Without the pictures, return each record as it appears.

══ Given records

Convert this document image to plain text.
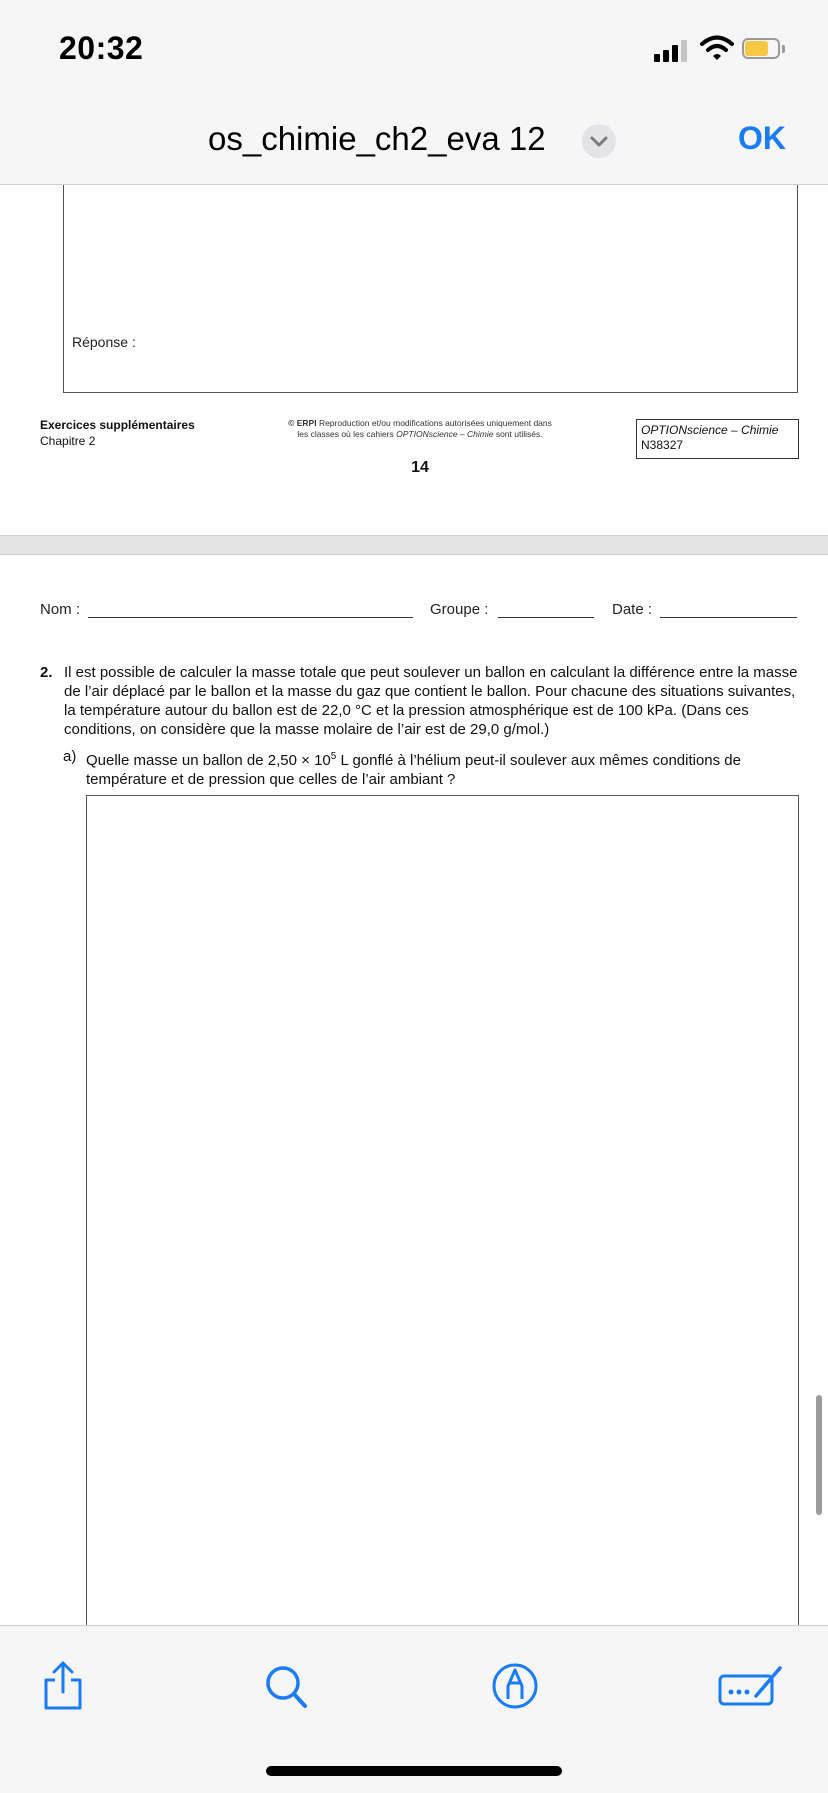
20:32
os_chimie_ch2_eva 12	OK
Réponse :
Exercices supplémentaires
Chapitre 2
© ERPI Reproduction et/ou modifications autorisées uniquement dans
les classes où les cahiers OPTIONscience – Chimie sont utilisés.	OPTIONscience – Chimie
N38327
14
Nom :	Groupe :	Date :
2. Il est possible de calculer la masse totale que peut soulever un ballon en calculant la différence entre la masse de l’air déplacé par le ballon et la masse du gaz que contient le ballon. Pour chacune des situations suivantes, la température autour du ballon est de 22,0 °C et la pression atmosphérique est de 100 kPa. (Dans ces conditions, on considère que la masse molaire de l’air est de 29,0 g/mol.)
a) Quelle masse un ballon de $2,50 \times 10^5$ L gonflé à l’hélium peut-il soulever aux mêmes conditions de température et de pression que celles de l’air ambiant ?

════

# Written solution:
Convert this document image to plain text.
20:32
os_chimie_ch2_eva 12	OK
Réponse :
Exercices supplémentaires
Chapitre 2
© ERPI Reproduction et/ou modifications autorisées uniquement dans
les classes où les cahiers OPTIONscience – Chimie sont utilisés.	OPTIONscience – Chimie
N38327
14
Nom :	Groupe :	Date :
2. Il est possible de calculer la masse totale que peut soulever un ballon en calculant la différence entre la masse de l’air déplacé par le ballon et la masse du gaz que contient le ballon. Pour chacune des situations suivantes, la température autour du ballon est de 22,0 °C et la pression atmosphérique est de 100 kPa. (Dans ces conditions, on considère que la masse molaire de l’air est de 29,0 g/mol.)
a) Quelle masse un ballon de $2,50 \times 10^5$ L gonflé à l’hélium peut-il soulever aux mêmes conditions de température et de pression que celles de l’air ambiant ?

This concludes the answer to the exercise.